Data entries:
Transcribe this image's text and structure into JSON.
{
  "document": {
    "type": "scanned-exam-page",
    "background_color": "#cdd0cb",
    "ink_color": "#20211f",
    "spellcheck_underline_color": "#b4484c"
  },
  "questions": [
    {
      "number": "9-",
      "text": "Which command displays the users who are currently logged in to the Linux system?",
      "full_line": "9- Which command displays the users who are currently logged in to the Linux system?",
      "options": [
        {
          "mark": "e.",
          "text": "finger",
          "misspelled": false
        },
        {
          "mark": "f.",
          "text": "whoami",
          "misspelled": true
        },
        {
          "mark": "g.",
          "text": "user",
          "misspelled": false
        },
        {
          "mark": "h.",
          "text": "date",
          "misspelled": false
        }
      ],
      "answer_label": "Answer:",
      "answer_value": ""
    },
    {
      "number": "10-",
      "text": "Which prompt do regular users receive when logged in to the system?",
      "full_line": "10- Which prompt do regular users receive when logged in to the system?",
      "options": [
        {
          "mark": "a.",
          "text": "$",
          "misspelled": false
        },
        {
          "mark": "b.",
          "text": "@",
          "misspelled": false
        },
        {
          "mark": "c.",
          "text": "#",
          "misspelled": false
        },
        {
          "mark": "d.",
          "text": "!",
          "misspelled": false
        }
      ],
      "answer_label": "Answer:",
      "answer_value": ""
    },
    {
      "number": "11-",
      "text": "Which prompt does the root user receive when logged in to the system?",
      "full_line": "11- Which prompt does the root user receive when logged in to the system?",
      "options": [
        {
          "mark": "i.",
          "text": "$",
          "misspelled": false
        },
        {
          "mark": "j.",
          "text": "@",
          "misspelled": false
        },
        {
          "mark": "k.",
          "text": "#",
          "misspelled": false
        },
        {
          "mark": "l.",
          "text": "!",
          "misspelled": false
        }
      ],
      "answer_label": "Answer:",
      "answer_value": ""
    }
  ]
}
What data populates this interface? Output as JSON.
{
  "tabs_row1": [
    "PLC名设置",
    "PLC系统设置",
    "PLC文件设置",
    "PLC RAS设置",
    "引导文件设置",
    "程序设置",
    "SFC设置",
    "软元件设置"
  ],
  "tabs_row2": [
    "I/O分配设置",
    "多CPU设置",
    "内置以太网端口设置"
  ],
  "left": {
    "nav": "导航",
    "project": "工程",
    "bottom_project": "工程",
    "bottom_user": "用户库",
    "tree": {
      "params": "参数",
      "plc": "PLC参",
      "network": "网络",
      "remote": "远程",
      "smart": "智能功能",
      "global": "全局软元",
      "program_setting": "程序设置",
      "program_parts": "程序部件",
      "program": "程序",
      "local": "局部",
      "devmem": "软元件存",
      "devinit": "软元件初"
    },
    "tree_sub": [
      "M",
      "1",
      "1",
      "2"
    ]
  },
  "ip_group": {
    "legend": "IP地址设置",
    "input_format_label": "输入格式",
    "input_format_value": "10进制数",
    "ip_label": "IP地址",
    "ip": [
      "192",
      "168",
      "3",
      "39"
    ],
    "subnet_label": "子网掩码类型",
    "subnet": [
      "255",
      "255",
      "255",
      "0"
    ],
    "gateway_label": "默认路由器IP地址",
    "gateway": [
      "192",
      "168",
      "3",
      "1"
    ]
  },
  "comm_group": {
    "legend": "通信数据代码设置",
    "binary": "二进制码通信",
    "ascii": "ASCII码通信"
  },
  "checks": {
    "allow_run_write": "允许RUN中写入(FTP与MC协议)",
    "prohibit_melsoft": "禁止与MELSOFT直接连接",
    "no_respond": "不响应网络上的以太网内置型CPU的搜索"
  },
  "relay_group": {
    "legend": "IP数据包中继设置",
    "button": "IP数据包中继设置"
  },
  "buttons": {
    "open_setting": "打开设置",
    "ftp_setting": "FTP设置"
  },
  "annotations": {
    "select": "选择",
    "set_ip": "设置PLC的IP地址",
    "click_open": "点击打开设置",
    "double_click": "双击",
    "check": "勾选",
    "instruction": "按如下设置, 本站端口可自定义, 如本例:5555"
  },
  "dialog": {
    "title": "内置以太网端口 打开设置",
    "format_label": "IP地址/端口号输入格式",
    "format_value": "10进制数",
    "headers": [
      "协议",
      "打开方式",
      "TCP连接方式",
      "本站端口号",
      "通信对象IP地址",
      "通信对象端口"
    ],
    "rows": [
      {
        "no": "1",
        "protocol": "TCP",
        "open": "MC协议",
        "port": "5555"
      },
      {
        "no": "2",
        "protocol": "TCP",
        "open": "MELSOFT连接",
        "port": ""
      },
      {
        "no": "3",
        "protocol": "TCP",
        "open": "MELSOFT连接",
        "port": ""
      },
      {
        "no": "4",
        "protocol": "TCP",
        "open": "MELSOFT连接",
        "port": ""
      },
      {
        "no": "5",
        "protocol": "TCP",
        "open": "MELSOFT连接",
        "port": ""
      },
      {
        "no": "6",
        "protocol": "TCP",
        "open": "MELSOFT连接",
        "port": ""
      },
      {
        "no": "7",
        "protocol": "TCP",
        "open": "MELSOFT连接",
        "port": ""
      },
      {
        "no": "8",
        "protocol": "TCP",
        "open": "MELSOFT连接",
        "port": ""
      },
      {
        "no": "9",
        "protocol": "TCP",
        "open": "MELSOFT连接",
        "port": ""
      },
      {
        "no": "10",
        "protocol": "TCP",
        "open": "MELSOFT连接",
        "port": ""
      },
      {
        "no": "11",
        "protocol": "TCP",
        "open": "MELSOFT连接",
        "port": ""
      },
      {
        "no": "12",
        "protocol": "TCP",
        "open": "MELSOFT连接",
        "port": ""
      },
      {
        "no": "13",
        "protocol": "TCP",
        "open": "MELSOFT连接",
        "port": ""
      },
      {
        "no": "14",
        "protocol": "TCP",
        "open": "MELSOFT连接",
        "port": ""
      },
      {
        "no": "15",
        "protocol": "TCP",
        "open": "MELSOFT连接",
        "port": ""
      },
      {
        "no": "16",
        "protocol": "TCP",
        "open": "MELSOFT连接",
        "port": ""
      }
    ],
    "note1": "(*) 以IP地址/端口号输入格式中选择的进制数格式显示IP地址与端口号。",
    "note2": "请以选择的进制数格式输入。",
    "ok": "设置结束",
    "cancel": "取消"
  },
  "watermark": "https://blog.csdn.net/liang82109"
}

Goal: Quote the material exactly, leaving nothing out.

Full answer:
Transcribe this image's text and structure into JSON.
{
  "document": {
    "type": "scanned-exam-page",
    "background_color": "#cdd0cb",
    "ink_color": "#20211f",
    "spellcheck_underline_color": "#b4484c"
  },
  "questions": [
    {
      "number": "9-",
      "text": "Which command displays the users who are currently logged in to the Linux system?",
      "full_line": "9- Which command displays the users who are currently logged in to the Linux system?",
      "options": [
        {
          "mark": "e.",
          "text": "finger",
          "misspelled": false
        },
        {
          "mark": "f.",
          "text": "whoami",
          "misspelled": true
        },
        {
          "mark": "g.",
          "text": "user",
          "misspelled": false
        },
        {
          "mark": "h.",
          "text": "date",
          "misspelled": false
        }
      ],
      "answer_label": "Answer:",
      "answer_value": ""
    },
    {
      "number": "10-",
      "text": "Which prompt do regular users receive when logged in to the system?",
      "full_line": "10- Which prompt do regular users receive when logged in to the system?",
      "options": [
        {
          "mark": "a.",
          "text": "$",
          "misspelled": false
        },
        {
          "mark": "b.",
          "text": "@",
          "misspelled": false
        },
        {
          "mark": "c.",
          "text": "#",
          "misspelled": false
        },
        {
          "mark": "d.",
          "text": "!",
          "misspelled": false
        }
      ],
      "answer_label": "Answer:",
      "answer_value": ""
    },
    {
      "number": "11-",
      "text": "Which prompt does the root user receive when logged in to the system?",
      "full_line": "11- Which prompt does the root user receive when logged in to the system?",
      "options": [
        {
          "mark": "i.",
          "text": "$",
          "misspelled": false
        },
        {
          "mark": "j.",
          "text": "@",
          "misspelled": false
        },
        {
          "mark": "k.",
          "text": "#",
          "misspelled": false
        },
        {
          "mark": "l.",
          "text": "!",
          "misspelled": false
        }
      ],
      "answer_label": "Answer:",
      "answer_value": ""
    }
  ]
}
What data populates this interface? Output as JSON.
{
  "tabs_row1": [
    "PLC名设置",
    "PLC系统设置",
    "PLC文件设置",
    "PLC RAS设置",
    "引导文件设置",
    "程序设置",
    "SFC设置",
    "软元件设置"
  ],
  "tabs_row2": [
    "I/O分配设置",
    "多CPU设置",
    "内置以太网端口设置"
  ],
  "left": {
    "nav": "导航",
    "project": "工程",
    "bottom_project": "工程",
    "bottom_user": "用户库",
    "tree": {
      "params": "参数",
      "plc": "PLC参",
      "network": "网络",
      "remote": "远程",
      "smart": "智能功能",
      "global": "全局软元",
      "program_setting": "程序设置",
      "program_parts": "程序部件",
      "program": "程序",
      "local": "局部",
      "devmem": "软元件存",
      "devinit": "软元件初"
    },
    "tree_sub": [
      "M",
      "1",
      "1",
      "2"
    ]
  },
  "ip_group": {
    "legend": "IP地址设置",
    "input_format_label": "输入格式",
    "input_format_value": "10进制数",
    "ip_label": "IP地址",
    "ip": [
      "192",
      "168",
      "3",
      "39"
    ],
    "subnet_label": "子网掩码类型",
    "subnet": [
      "255",
      "255",
      "255",
      "0"
    ],
    "gateway_label": "默认路由器IP地址",
    "gateway": [
      "192",
      "168",
      "3",
      "1"
    ]
  },
  "comm_group": {
    "legend": "通信数据代码设置",
    "binary": "二进制码通信",
    "ascii": "ASCII码通信"
  },
  "checks": {
    "allow_run_write": "允许RUN中写入(FTP与MC协议)",
    "prohibit_melsoft": "禁止与MELSOFT直接连接",
    "no_respond": "不响应网络上的以太网内置型CPU的搜索"
  },
  "relay_group": {
    "legend": "IP数据包中继设置",
    "button": "IP数据包中继设置"
  },
  "buttons": {
    "open_setting": "打开设置",
    "ftp_setting": "FTP设置"
  },
  "annotations": {
    "select": "选择",
    "set_ip": "设置PLC的IP地址",
    "click_open": "点击打开设置",
    "double_click": "双击",
    "check": "勾选",
    "instruction": "按如下设置, 本站端口可自定义, 如本例:5555"
  },
  "dialog": {
    "title": "内置以太网端口 打开设置",
    "format_label": "IP地址/端口号输入格式",
    "format_value": "10进制数",
    "headers": [
      "协议",
      "打开方式",
      "TCP连接方式",
      "本站端口号",
      "通信对象IP地址",
      "通信对象端口"
    ],
    "rows": [
      {
        "no": "1",
        "protocol": "TCP",
        "open": "MC协议",
        "port": "5555"
      },
      {
        "no": "2",
        "protocol": "TCP",
        "open": "MELSOFT连接",
        "port": ""
      },
      {
        "no": "3",
        "protocol": "TCP",
        "open": "MELSOFT连接",
        "port": ""
      },
      {
        "no": "4",
        "protocol": "TCP",
        "open": "MELSOFT连接",
        "port": ""
      },
      {
        "no": "5",
        "protocol": "TCP",
        "open": "MELSOFT连接",
        "port": ""
      },
      {
        "no": "6",
        "protocol": "TCP",
        "open": "MELSOFT连接",
        "port": ""
      },
      {
        "no": "7",
        "protocol": "TCP",
        "open": "MELSOFT连接",
        "port": ""
      },
      {
        "no": "8",
        "protocol": "TCP",
        "open": "MELSOFT连接",
        "port": ""
      },
      {
        "no": "9",
        "protocol": "TCP",
        "open": "MELSOFT连接",
        "port": ""
      },
      {
        "no": "10",
        "protocol": "TCP",
        "open": "MELSOFT连接",
        "port": ""
      },
      {
        "no": "11",
        "protocol": "TCP",
        "open": "MELSOFT连接",
        "port": ""
      },
      {
        "no": "12",
        "protocol": "TCP",
        "open": "MELSOFT连接",
        "port": ""
      },
      {
        "no": "13",
        "protocol": "TCP",
        "open": "MELSOFT连接",
        "port": ""
      },
      {
        "no": "14",
        "protocol": "TCP",
        "open": "MELSOFT连接",
        "port": ""
      },
      {
        "no": "15",
        "protocol": "TCP",
        "open": "MELSOFT连接",
        "port": ""
      },
      {
        "no": "16",
        "protocol": "TCP",
        "open": "MELSOFT连接",
        "port": ""
      }
    ],
    "note1": "(*) 以IP地址/端口号输入格式中选择的进制数格式显示IP地址与端口号。",
    "note2": "请以选择的进制数格式输入。",
    "ok": "设置结束",
    "cancel": "取消"
  },
  "watermark": "https://blog.csdn.net/liang82109"
}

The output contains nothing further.